* **Written instruction**
Write out the listing below in full and exactly, leaving out every picture.

* **Input rows**
--- start ---

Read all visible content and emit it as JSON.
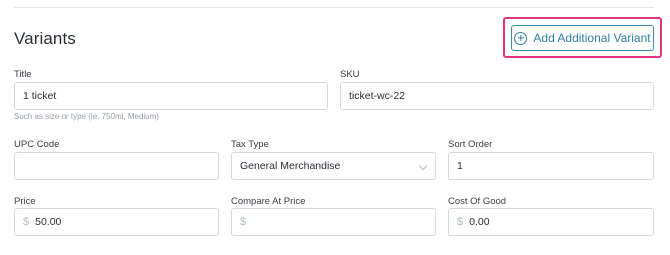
{
  "section": {
    "title": "Variants",
    "add_button_label": "Add Additional Variant"
  },
  "fields": {
    "title": {
      "label": "Title",
      "value": "1 ticket",
      "helper": "Such as size or type (ie. 750ml, Medium)"
    },
    "sku": {
      "label": "SKU",
      "value": "ticket-wc-22"
    },
    "upc": {
      "label": "UPC Code",
      "value": ""
    },
    "tax_type": {
      "label": "Tax Type",
      "value": "General Merchandise"
    },
    "sort_order": {
      "label": "Sort Order",
      "value": "1"
    },
    "price": {
      "label": "Price",
      "currency": "$",
      "value": "50.00"
    },
    "compare_price": {
      "label": "Compare At Price",
      "currency": "$",
      "value": ""
    },
    "cost": {
      "label": "Cost Of Good",
      "currency": "$",
      "value": "0.00"
    }
  },
  "colors": {
    "accent": "#2f7ea3",
    "highlight": "#e0357f"
  },
  "icons": {
    "add": "plus-circle-icon",
    "select": "chevron-down-icon"
  }
}
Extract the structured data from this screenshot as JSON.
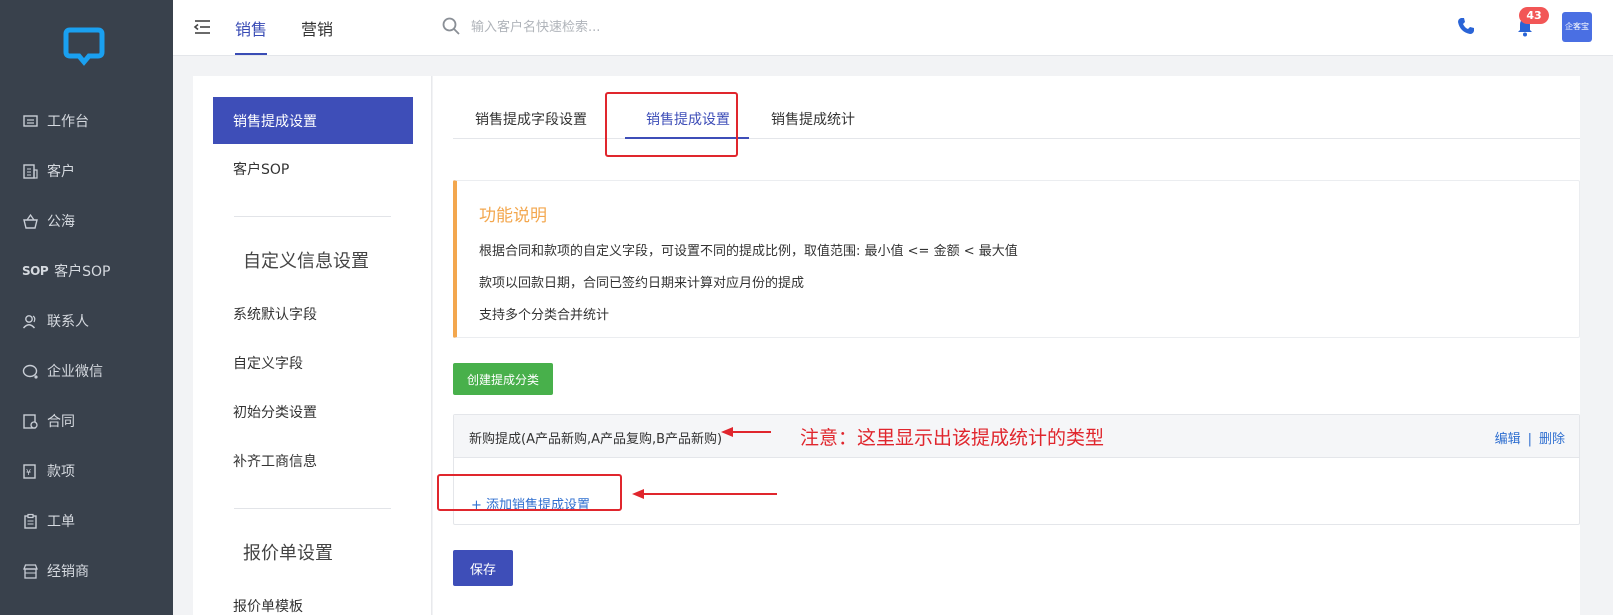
{
  "nav": {
    "items": [
      {
        "label": "工作台",
        "icon": "monitor-icon"
      },
      {
        "label": "客户",
        "icon": "building-icon"
      },
      {
        "label": "公海",
        "icon": "basket-icon"
      },
      {
        "label": "客户SOP",
        "icon": "sop-icon",
        "icon_text": "SOP"
      },
      {
        "label": "联系人",
        "icon": "contacts-icon"
      },
      {
        "label": "企业微信",
        "icon": "chat-icon"
      },
      {
        "label": "合同",
        "icon": "contract-icon"
      },
      {
        "label": "款项",
        "icon": "payment-icon"
      },
      {
        "label": "工单",
        "icon": "clipboard-icon"
      },
      {
        "label": "经销商",
        "icon": "store-icon"
      }
    ]
  },
  "topbar": {
    "tabs": [
      "销售",
      "营销"
    ],
    "active_tab": "销售",
    "search_placeholder": "输入客户名快速检索...",
    "notification_count": "43",
    "avatar_text": "企客宝"
  },
  "settings_menu": {
    "item_active": "销售提成设置",
    "item_sop": "客户SOP",
    "section_custom": "自定义信息设置",
    "item_default_fields": "系统默认字段",
    "item_custom_fields": "自定义字段",
    "item_initial_category": "初始分类设置",
    "item_business_info": "补齐工商信息",
    "section_quote": "报价单设置",
    "item_quote_template": "报价单模板"
  },
  "content": {
    "tabs": [
      "销售提成字段设置",
      "销售提成设置",
      "销售提成统计"
    ],
    "active_tab": "销售提成设置",
    "notice": {
      "title": "功能说明",
      "lines": [
        "根据合同和款项的自定义字段，可设置不同的提成比例，取值范围: 最小值 <= 金额 < 最大值",
        "款项以回款日期，合同已签约日期来计算对应月份的提成",
        "支持多个分类合并统计"
      ]
    },
    "create_button": "创建提成分类",
    "category": {
      "name": "新购提成(A产品新购,A产品复购,B产品新购)",
      "annotation": "注意：这里显示出该提成统计的类型",
      "edit": "编辑",
      "separator": "|",
      "delete": "删除",
      "add_link": "+ 添加销售提成设置"
    },
    "save_button": "保存"
  },
  "colors": {
    "nav_bg": "#39414c",
    "accent": "#3e4eb8",
    "green": "#48b04b",
    "warning": "#f3a74e",
    "annotation_red": "#e0262d",
    "link": "#2f6fd0"
  }
}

--- end ---

* **Exercise answer**
Read all visible content and emit it as JSON.
{
  "section": {
    "title": "Variants",
    "add_button_label": "Add Additional Variant"
  },
  "fields": {
    "title": {
      "label": "Title",
      "value": "1 ticket",
      "helper": "Such as size or type (ie. 750ml, Medium)"
    },
    "sku": {
      "label": "SKU",
      "value": "ticket-wc-22"
    },
    "upc": {
      "label": "UPC Code",
      "value": ""
    },
    "tax_type": {
      "label": "Tax Type",
      "value": "General Merchandise"
    },
    "sort_order": {
      "label": "Sort Order",
      "value": "1"
    },
    "price": {
      "label": "Price",
      "currency": "$",
      "value": "50.00"
    },
    "compare_price": {
      "label": "Compare At Price",
      "currency": "$",
      "value": ""
    },
    "cost": {
      "label": "Cost Of Good",
      "currency": "$",
      "value": "0.00"
    }
  },
  "colors": {
    "accent": "#2f7ea3",
    "highlight": "#e0357f"
  },
  "icons": {
    "add": "plus-circle-icon",
    "select": "chevron-down-icon"
  }
}
Extract the structured data from this screenshot as JSON.
{
  "nav": {
    "items": [
      {
        "label": "工作台",
        "icon": "monitor-icon"
      },
      {
        "label": "客户",
        "icon": "building-icon"
      },
      {
        "label": "公海",
        "icon": "basket-icon"
      },
      {
        "label": "客户SOP",
        "icon": "sop-icon",
        "icon_text": "SOP"
      },
      {
        "label": "联系人",
        "icon": "contacts-icon"
      },
      {
        "label": "企业微信",
        "icon": "chat-icon"
      },
      {
        "label": "合同",
        "icon": "contract-icon"
      },
      {
        "label": "款项",
        "icon": "payment-icon"
      },
      {
        "label": "工单",
        "icon": "clipboard-icon"
      },
      {
        "label": "经销商",
        "icon": "store-icon"
      }
    ]
  },
  "topbar": {
    "tabs": [
      "销售",
      "营销"
    ],
    "active_tab": "销售",
    "search_placeholder": "输入客户名快速检索...",
    "notification_count": "43",
    "avatar_text": "企客宝"
  },
  "settings_menu": {
    "item_active": "销售提成设置",
    "item_sop": "客户SOP",
    "section_custom": "自定义信息设置",
    "item_default_fields": "系统默认字段",
    "item_custom_fields": "自定义字段",
    "item_initial_category": "初始分类设置",
    "item_business_info": "补齐工商信息",
    "section_quote": "报价单设置",
    "item_quote_template": "报价单模板"
  },
  "content": {
    "tabs": [
      "销售提成字段设置",
      "销售提成设置",
      "销售提成统计"
    ],
    "active_tab": "销售提成设置",
    "notice": {
      "title": "功能说明",
      "lines": [
        "根据合同和款项的自定义字段，可设置不同的提成比例，取值范围: 最小值 <= 金额 < 最大值",
        "款项以回款日期，合同已签约日期来计算对应月份的提成",
        "支持多个分类合并统计"
      ]
    },
    "create_button": "创建提成分类",
    "category": {
      "name": "新购提成(A产品新购,A产品复购,B产品新购)",
      "annotation": "注意：这里显示出该提成统计的类型",
      "edit": "编辑",
      "separator": "|",
      "delete": "删除",
      "add_link": "+ 添加销售提成设置"
    },
    "save_button": "保存"
  },
  "colors": {
    "nav_bg": "#39414c",
    "accent": "#3e4eb8",
    "green": "#48b04b",
    "warning": "#f3a74e",
    "annotation_red": "#e0262d",
    "link": "#2f6fd0"
  }
}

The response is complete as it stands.